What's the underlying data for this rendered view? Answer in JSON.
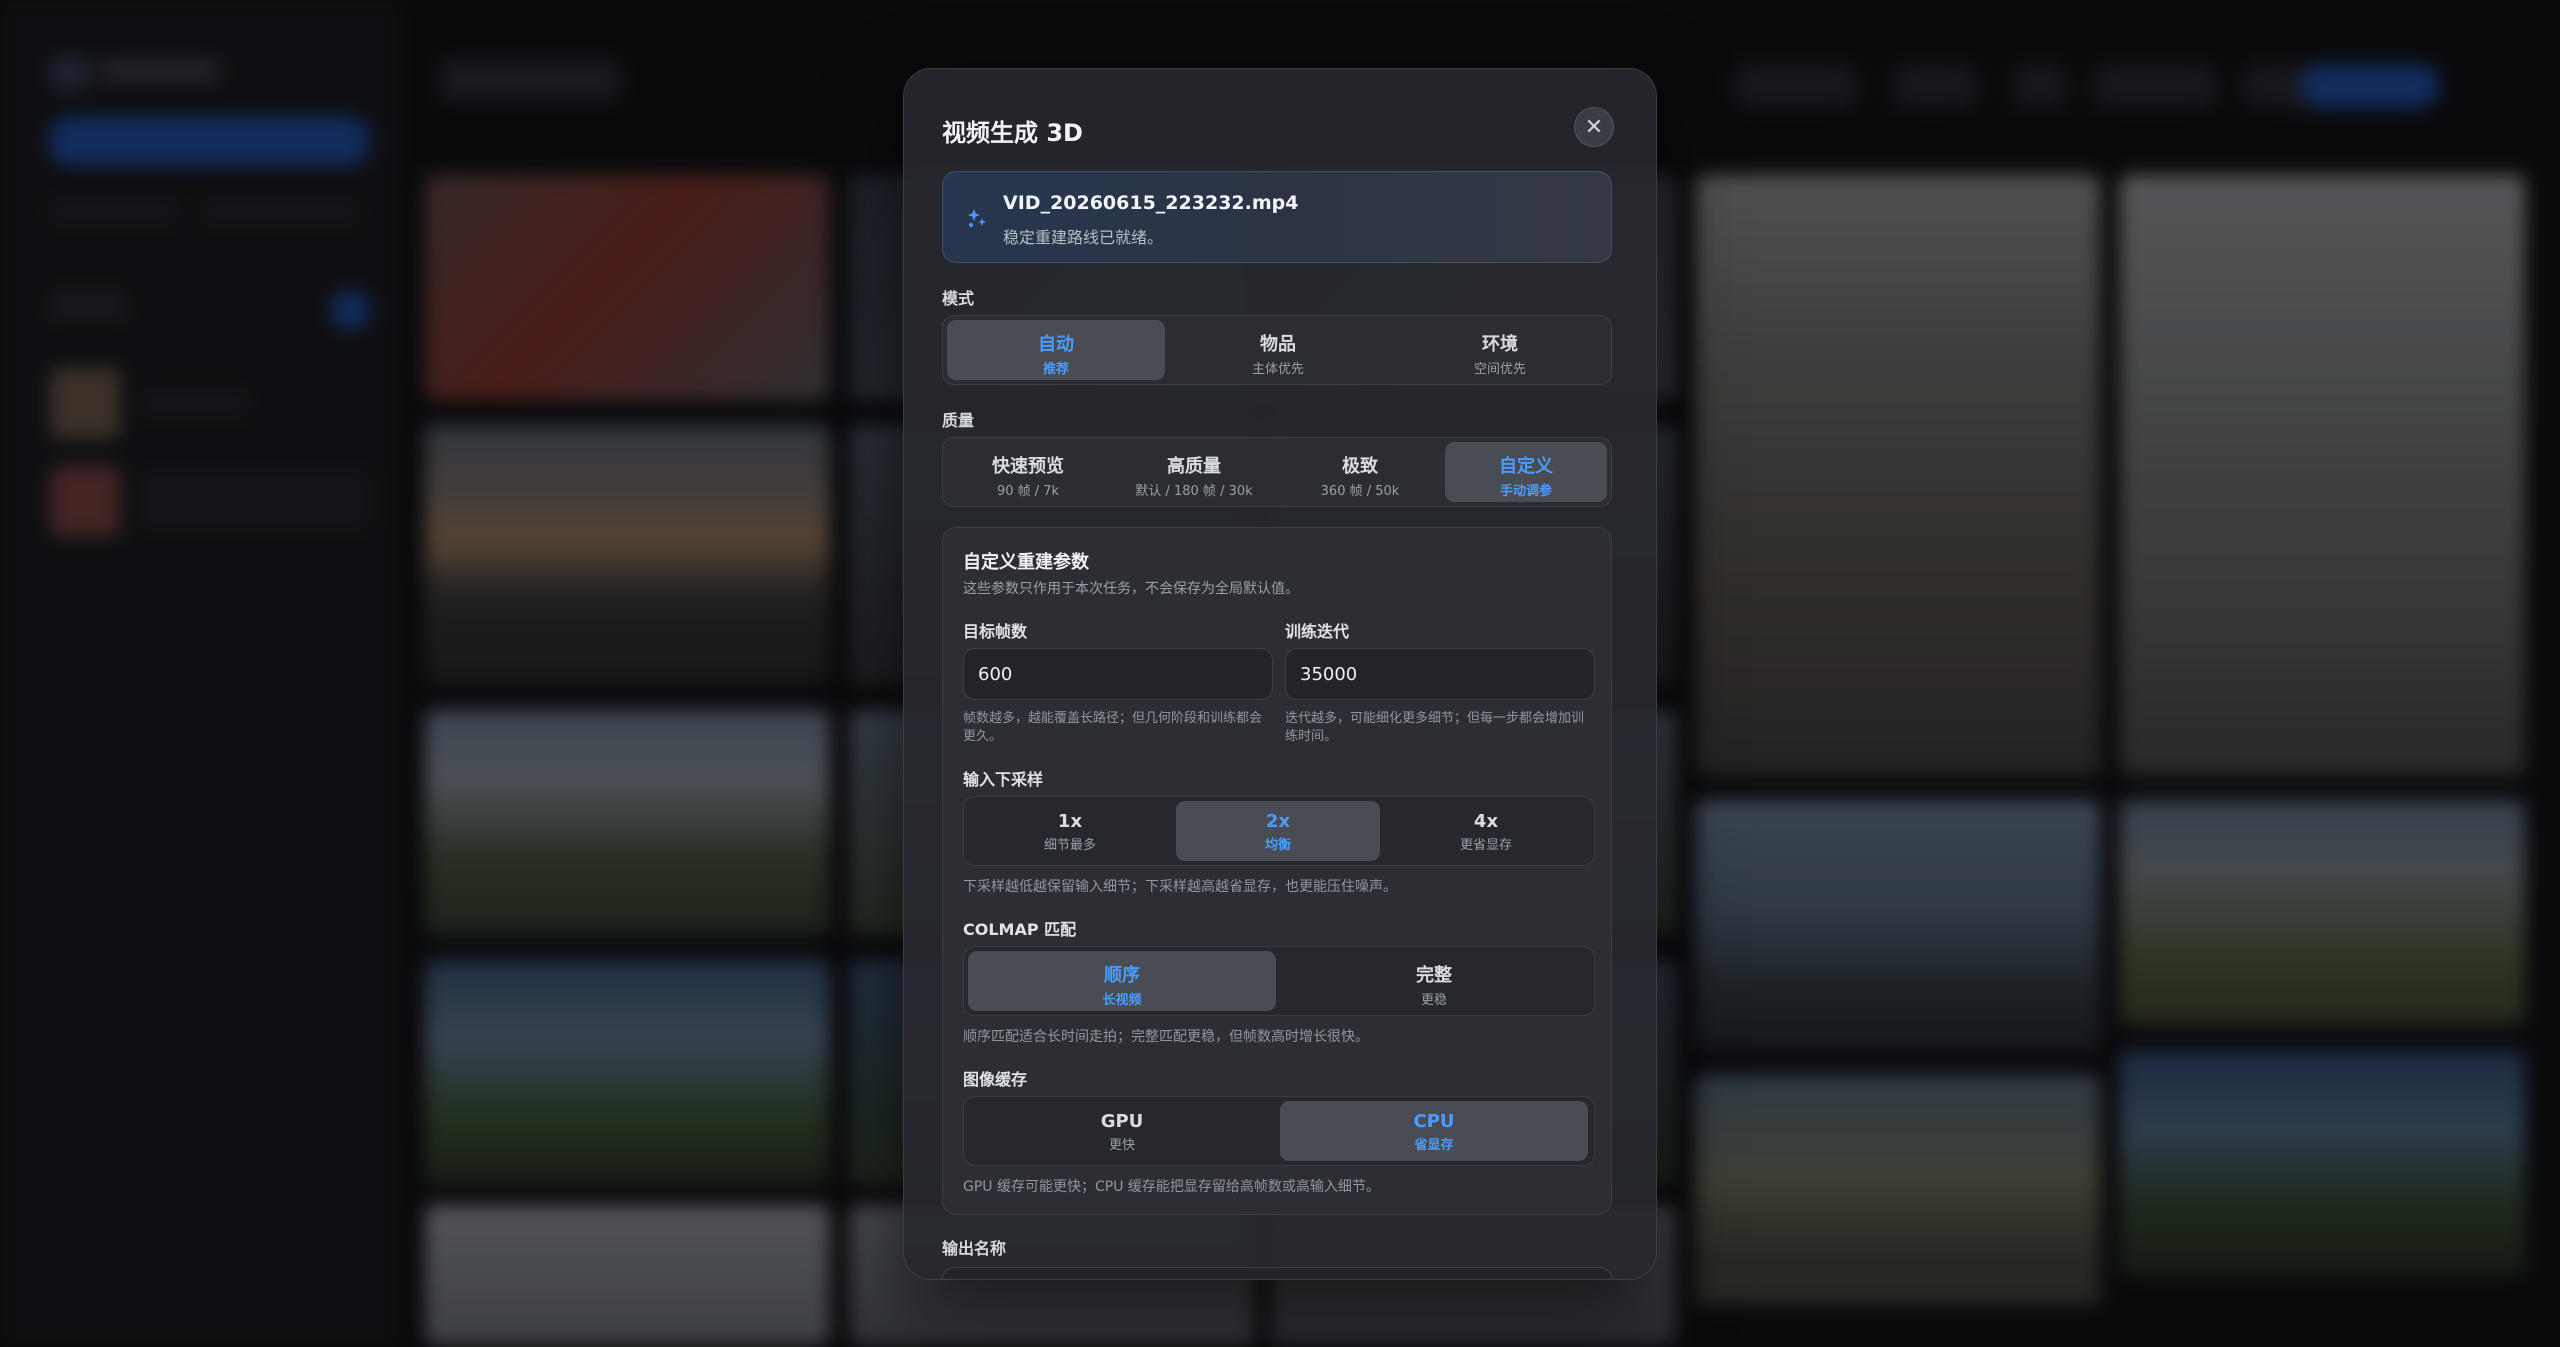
{
  "dialog": {
    "title": "视频生成 3D",
    "file_name": "VID_20260615_223232.mp4",
    "file_status": "稳定重建路线已就绪。"
  },
  "mode": {
    "label": "模式",
    "options": [
      {
        "title": "自动",
        "sub": "推荐",
        "selected": true
      },
      {
        "title": "物品",
        "sub": "主体优先",
        "selected": false
      },
      {
        "title": "环境",
        "sub": "空间优先",
        "selected": false
      }
    ]
  },
  "quality": {
    "label": "质量",
    "options": [
      {
        "title": "快速预览",
        "sub": "90 帧 / 7k",
        "selected": false
      },
      {
        "title": "高质量",
        "sub": "默认 / 180 帧 / 30k",
        "selected": false
      },
      {
        "title": "极致",
        "sub": "360 帧 / 50k",
        "selected": false
      },
      {
        "title": "自定义",
        "sub": "手动调参",
        "selected": true
      }
    ]
  },
  "custom": {
    "title": "自定义重建参数",
    "description": "这些参数只作用于本次任务，不会保存为全局默认值。",
    "target_frames": {
      "label": "目标帧数",
      "value": "600",
      "hint": "帧数越多，越能覆盖长路径；但几何阶段和训练都会更久。"
    },
    "train_iters": {
      "label": "训练迭代",
      "value": "35000",
      "hint": "迭代越多，可能细化更多细节；但每一步都会增加训练时间。"
    },
    "downsample": {
      "label": "输入下采样",
      "options": [
        {
          "title": "1x",
          "sub": "细节最多",
          "selected": false
        },
        {
          "title": "2x",
          "sub": "均衡",
          "selected": true
        },
        {
          "title": "4x",
          "sub": "更省显存",
          "selected": false
        }
      ],
      "hint": "下采样越低越保留输入细节；下采样越高越省显存，也更能压住噪声。"
    },
    "colmap": {
      "label": "COLMAP 匹配",
      "options": [
        {
          "title": "顺序",
          "sub": "长视频",
          "selected": true
        },
        {
          "title": "完整",
          "sub": "更稳",
          "selected": false
        }
      ],
      "hint": "顺序匹配适合长时间走拍；完整匹配更稳，但帧数高时增长很快。"
    },
    "image_cache": {
      "label": "图像缓存",
      "options": [
        {
          "title": "GPU",
          "sub": "更快",
          "selected": false
        },
        {
          "title": "CPU",
          "sub": "省显存",
          "selected": true
        }
      ],
      "hint": "GPU 缓存可能更快；CPU 缓存能把显存留给高帧数或高输入细节。"
    }
  },
  "output": {
    "label": "输出名称"
  },
  "colors": {
    "accent": "#4b9cff",
    "modal_bg": "#26282d",
    "selected_segment": "#494c53"
  }
}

_ _ _ _ _ _ _

▶ **Your instructions**:
All records must be output exactly as they are, except for the pictures, which are left out.

▶ **Complete response**:
What's the underlying data for this rendered view? Answer in JSON.
{
  "dialog": {
    "title": "视频生成 3D",
    "file_name": "VID_20260615_223232.mp4",
    "file_status": "稳定重建路线已就绪。"
  },
  "mode": {
    "label": "模式",
    "options": [
      {
        "title": "自动",
        "sub": "推荐",
        "selected": true
      },
      {
        "title": "物品",
        "sub": "主体优先",
        "selected": false
      },
      {
        "title": "环境",
        "sub": "空间优先",
        "selected": false
      }
    ]
  },
  "quality": {
    "label": "质量",
    "options": [
      {
        "title": "快速预览",
        "sub": "90 帧 / 7k",
        "selected": false
      },
      {
        "title": "高质量",
        "sub": "默认 / 180 帧 / 30k",
        "selected": false
      },
      {
        "title": "极致",
        "sub": "360 帧 / 50k",
        "selected": false
      },
      {
        "title": "自定义",
        "sub": "手动调参",
        "selected": true
      }
    ]
  },
  "custom": {
    "title": "自定义重建参数",
    "description": "这些参数只作用于本次任务，不会保存为全局默认值。",
    "target_frames": {
      "label": "目标帧数",
      "value": "600",
      "hint": "帧数越多，越能覆盖长路径；但几何阶段和训练都会更久。"
    },
    "train_iters": {
      "label": "训练迭代",
      "value": "35000",
      "hint": "迭代越多，可能细化更多细节；但每一步都会增加训练时间。"
    },
    "downsample": {
      "label": "输入下采样",
      "options": [
        {
          "title": "1x",
          "sub": "细节最多",
          "selected": false
        },
        {
          "title": "2x",
          "sub": "均衡",
          "selected": true
        },
        {
          "title": "4x",
          "sub": "更省显存",
          "selected": false
        }
      ],
      "hint": "下采样越低越保留输入细节；下采样越高越省显存，也更能压住噪声。"
    },
    "colmap": {
      "label": "COLMAP 匹配",
      "options": [
        {
          "title": "顺序",
          "sub": "长视频",
          "selected": true
        },
        {
          "title": "完整",
          "sub": "更稳",
          "selected": false
        }
      ],
      "hint": "顺序匹配适合长时间走拍；完整匹配更稳，但帧数高时增长很快。"
    },
    "image_cache": {
      "label": "图像缓存",
      "options": [
        {
          "title": "GPU",
          "sub": "更快",
          "selected": false
        },
        {
          "title": "CPU",
          "sub": "省显存",
          "selected": true
        }
      ],
      "hint": "GPU 缓存可能更快；CPU 缓存能把显存留给高帧数或高输入细节。"
    }
  },
  "output": {
    "label": "输出名称"
  },
  "colors": {
    "accent": "#4b9cff",
    "modal_bg": "#26282d",
    "selected_segment": "#494c53"
  }
}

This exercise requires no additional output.